Aim of the exercise:
Type out the material below exactly.

=== Supplied information ===

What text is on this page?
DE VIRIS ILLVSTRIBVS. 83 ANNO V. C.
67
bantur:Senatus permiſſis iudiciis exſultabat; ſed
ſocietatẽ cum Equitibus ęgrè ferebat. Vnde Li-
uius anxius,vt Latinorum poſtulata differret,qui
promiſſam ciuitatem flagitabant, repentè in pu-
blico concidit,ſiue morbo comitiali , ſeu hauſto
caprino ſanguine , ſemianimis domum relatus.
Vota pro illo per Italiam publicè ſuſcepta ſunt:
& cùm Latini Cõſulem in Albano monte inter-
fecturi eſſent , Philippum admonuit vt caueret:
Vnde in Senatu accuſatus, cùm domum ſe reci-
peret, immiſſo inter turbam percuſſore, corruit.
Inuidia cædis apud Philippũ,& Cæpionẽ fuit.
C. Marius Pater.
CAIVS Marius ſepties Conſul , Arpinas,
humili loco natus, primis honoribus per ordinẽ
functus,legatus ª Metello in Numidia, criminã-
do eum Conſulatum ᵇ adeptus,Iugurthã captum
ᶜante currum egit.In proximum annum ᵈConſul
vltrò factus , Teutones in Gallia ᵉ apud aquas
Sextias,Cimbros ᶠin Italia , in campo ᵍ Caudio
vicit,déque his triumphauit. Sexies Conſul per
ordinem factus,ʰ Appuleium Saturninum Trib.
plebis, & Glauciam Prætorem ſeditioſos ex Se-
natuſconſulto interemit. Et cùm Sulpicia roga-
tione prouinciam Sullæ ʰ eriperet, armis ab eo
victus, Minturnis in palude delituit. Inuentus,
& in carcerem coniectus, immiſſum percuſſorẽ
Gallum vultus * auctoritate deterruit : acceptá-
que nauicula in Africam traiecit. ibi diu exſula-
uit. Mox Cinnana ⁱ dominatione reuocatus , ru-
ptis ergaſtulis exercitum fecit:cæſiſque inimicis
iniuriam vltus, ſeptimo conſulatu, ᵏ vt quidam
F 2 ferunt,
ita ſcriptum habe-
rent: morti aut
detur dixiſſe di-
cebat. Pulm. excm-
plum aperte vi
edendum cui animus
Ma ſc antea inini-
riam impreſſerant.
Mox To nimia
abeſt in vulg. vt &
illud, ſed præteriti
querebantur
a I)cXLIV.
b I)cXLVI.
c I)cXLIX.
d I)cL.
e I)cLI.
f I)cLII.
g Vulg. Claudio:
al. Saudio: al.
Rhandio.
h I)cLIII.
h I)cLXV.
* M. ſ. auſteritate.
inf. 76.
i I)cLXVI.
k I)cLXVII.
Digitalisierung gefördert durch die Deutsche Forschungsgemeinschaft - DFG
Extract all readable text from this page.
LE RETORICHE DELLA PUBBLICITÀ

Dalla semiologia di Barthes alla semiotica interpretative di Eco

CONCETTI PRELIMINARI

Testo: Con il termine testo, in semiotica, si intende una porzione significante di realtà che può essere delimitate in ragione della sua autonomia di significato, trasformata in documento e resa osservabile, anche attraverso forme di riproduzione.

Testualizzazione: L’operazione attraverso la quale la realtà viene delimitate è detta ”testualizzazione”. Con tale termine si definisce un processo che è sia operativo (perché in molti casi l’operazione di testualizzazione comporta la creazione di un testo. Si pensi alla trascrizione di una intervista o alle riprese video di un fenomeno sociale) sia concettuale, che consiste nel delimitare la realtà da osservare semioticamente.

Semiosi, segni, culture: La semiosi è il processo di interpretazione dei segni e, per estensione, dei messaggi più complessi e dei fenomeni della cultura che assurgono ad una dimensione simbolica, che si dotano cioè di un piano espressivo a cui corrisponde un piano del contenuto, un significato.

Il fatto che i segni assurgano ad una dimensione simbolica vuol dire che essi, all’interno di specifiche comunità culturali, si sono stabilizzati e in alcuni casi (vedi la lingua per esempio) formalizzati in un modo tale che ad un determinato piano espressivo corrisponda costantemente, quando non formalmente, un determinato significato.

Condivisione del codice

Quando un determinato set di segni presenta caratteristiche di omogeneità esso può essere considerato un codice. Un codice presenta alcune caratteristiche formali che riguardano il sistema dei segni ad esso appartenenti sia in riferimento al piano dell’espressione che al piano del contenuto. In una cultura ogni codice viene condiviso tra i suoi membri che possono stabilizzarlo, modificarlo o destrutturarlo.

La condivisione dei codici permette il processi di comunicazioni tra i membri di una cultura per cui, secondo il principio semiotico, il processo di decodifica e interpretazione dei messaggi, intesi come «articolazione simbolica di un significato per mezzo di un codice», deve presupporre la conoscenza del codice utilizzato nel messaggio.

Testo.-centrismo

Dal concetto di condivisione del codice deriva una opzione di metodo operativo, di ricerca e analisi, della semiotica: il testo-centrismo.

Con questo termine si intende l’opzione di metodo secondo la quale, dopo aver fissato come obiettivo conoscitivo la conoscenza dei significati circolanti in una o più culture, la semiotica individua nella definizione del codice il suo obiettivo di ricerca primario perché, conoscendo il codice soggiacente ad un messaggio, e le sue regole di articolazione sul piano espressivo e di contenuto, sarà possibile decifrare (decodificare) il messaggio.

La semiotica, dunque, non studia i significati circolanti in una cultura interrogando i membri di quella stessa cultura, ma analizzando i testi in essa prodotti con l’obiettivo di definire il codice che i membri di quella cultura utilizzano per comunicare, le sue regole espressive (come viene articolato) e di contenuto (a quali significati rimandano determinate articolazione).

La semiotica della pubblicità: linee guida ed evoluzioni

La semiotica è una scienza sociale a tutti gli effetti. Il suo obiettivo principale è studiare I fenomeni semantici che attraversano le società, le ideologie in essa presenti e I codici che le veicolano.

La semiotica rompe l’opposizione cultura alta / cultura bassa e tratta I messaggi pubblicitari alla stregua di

===

Output:
What text is on this page?
DE VIRIS ILLVSTRIBVS. 83 ANNO V. C.
67
bantur:Senatus permiſſis iudiciis exſultabat; ſed
ſocietatẽ cum Equitibus ęgrè ferebat. Vnde Li-
uius anxius,vt Latinorum poſtulata differret,qui
promiſſam ciuitatem flagitabant, repentè in pu-
blico concidit,ſiue morbo comitiali , ſeu hauſto
caprino ſanguine , ſemianimis domum relatus.
Vota pro illo per Italiam publicè ſuſcepta ſunt:
& cùm Latini Cõſulem in Albano monte inter-
fecturi eſſent , Philippum admonuit vt caueret:
Vnde in Senatu accuſatus, cùm domum ſe reci-
peret, immiſſo inter turbam percuſſore, corruit.
Inuidia cædis apud Philippũ,& Cæpionẽ fuit.
C. Marius Pater.
CAIVS Marius ſepties Conſul , Arpinas,
humili loco natus, primis honoribus per ordinẽ
functus,legatus ª Metello in Numidia, criminã-
do eum Conſulatum ᵇ adeptus,Iugurthã captum
ᶜante currum egit.In proximum annum ᵈConſul
vltrò factus , Teutones in Gallia ᵉ apud aquas
Sextias,Cimbros ᶠin Italia , in campo ᵍ Caudio
vicit,déque his triumphauit. Sexies Conſul per
ordinem factus,ʰ Appuleium Saturninum Trib.
plebis, & Glauciam Prætorem ſeditioſos ex Se-
natuſconſulto interemit. Et cùm Sulpicia roga-
tione prouinciam Sullæ ʰ eriperet, armis ab eo
victus, Minturnis in palude delituit. Inuentus,
& in carcerem coniectus, immiſſum percuſſorẽ
Gallum vultus * auctoritate deterruit : acceptá-
que nauicula in Africam traiecit. ibi diu exſula-
uit. Mox Cinnana ⁱ dominatione reuocatus , ru-
ptis ergaſtulis exercitum fecit:cæſiſque inimicis
iniuriam vltus, ſeptimo conſulatu, ᵏ vt quidam
F 2 ferunt,
ita ſcriptum habe-
rent: morti aut
detur dixiſſe di-
cebat. Pulm. excm-
plum aperte vi
edendum cui animus
Ma ſc antea inini-
riam impreſſerant.
Mox To nimia
abeſt in vulg. vt &
illud, ſed præteriti
querebantur
a I)cXLIV.
b I)cXLVI.
c I)cXLIX.
d I)cL.
e I)cLI.
f I)cLII.
g Vulg. Claudio:
al. Saudio: al.
Rhandio.
h I)cLIII.
h I)cLXV.
* M. ſ. auſteritate.
inf. 76.
i I)cLXVI.
k I)cLXVII.
Digitalisierung gefördert durch die Deutsche Forschungsgemeinschaft - DFG
Extract all readable text from this page.
LE RETORICHE DELLA PUBBLICITÀ

Dalla semiologia di Barthes alla semiotica interpretative di Eco

CONCETTI PRELIMINARI

Testo: Con il termine testo, in semiotica, si intende una porzione significante di realtà che può essere delimitate in ragione della sua autonomia di significato, trasformata in documento e resa osservabile, anche attraverso forme di riproduzione.

Testualizzazione: L’operazione attraverso la quale la realtà viene delimitate è detta ”testualizzazione”. Con tale termine si definisce un processo che è sia operativo (perché in molti casi l’operazione di testualizzazione comporta la creazione di un testo. Si pensi alla trascrizione di una intervista o alle riprese video di un fenomeno sociale) sia concettuale, che consiste nel delimitare la realtà da osservare semioticamente.

Semiosi, segni, culture: La semiosi è il processo di interpretazione dei segni e, per estensione, dei messaggi più complessi e dei fenomeni della cultura che assurgono ad una dimensione simbolica, che si dotano cioè di un piano espressivo a cui corrisponde un piano del contenuto, un significato.

Il fatto che i segni assurgano ad una dimensione simbolica vuol dire che essi, all’interno di specifiche comunità culturali, si sono stabilizzati e in alcuni casi (vedi la lingua per esempio) formalizzati in un modo tale che ad un determinato piano espressivo corrisponda costantemente, quando non formalmente, un determinato significato.

Condivisione del codice

Quando un determinato set di segni presenta caratteristiche di omogeneità esso può essere considerato un codice. Un codice presenta alcune caratteristiche formali che riguardano il sistema dei segni ad esso appartenenti sia in riferimento al piano dell’espressione che al piano del contenuto. In una cultura ogni codice viene condiviso tra i suoi membri che possono stabilizzarlo, modificarlo o destrutturarlo.

La condivisione dei codici permette il processi di comunicazioni tra i membri di una cultura per cui, secondo il principio semiotico, il processo di decodifica e interpretazione dei messaggi, intesi come «articolazione simbolica di un significato per mezzo di un codice», deve presupporre la conoscenza del codice utilizzato nel messaggio.

Testo.-centrismo

Dal concetto di condivisione del codice deriva una opzione di metodo operativo, di ricerca e analisi, della semiotica: il testo-centrismo.

Con questo termine si intende l’opzione di metodo secondo la quale, dopo aver fissato come obiettivo conoscitivo la conoscenza dei significati circolanti in una o più culture, la semiotica individua nella definizione del codice il suo obiettivo di ricerca primario perché, conoscendo il codice soggiacente ad un messaggio, e le sue regole di articolazione sul piano espressivo e di contenuto, sarà possibile decifrare (decodificare) il messaggio.

La semiotica, dunque, non studia i significati circolanti in una cultura interrogando i membri di quella stessa cultura, ma analizzando i testi in essa prodotti con l’obiettivo di definire il codice che i membri di quella cultura utilizzano per comunicare, le sue regole espressive (come viene articolato) e di contenuto (a quali significati rimandano determinate articolazione).

La semiotica della pubblicità: linee guida ed evoluzioni

La semiotica è una scienza sociale a tutti gli effetti. Il suo obiettivo principale è studiare I fenomeni semantici che attraversano le società, le ideologie in essa presenti e I codici che le veicolano.

La semiotica rompe l’opposizione cultura alta / cultura bassa e tratta I messaggi pubblicitari alla stregua di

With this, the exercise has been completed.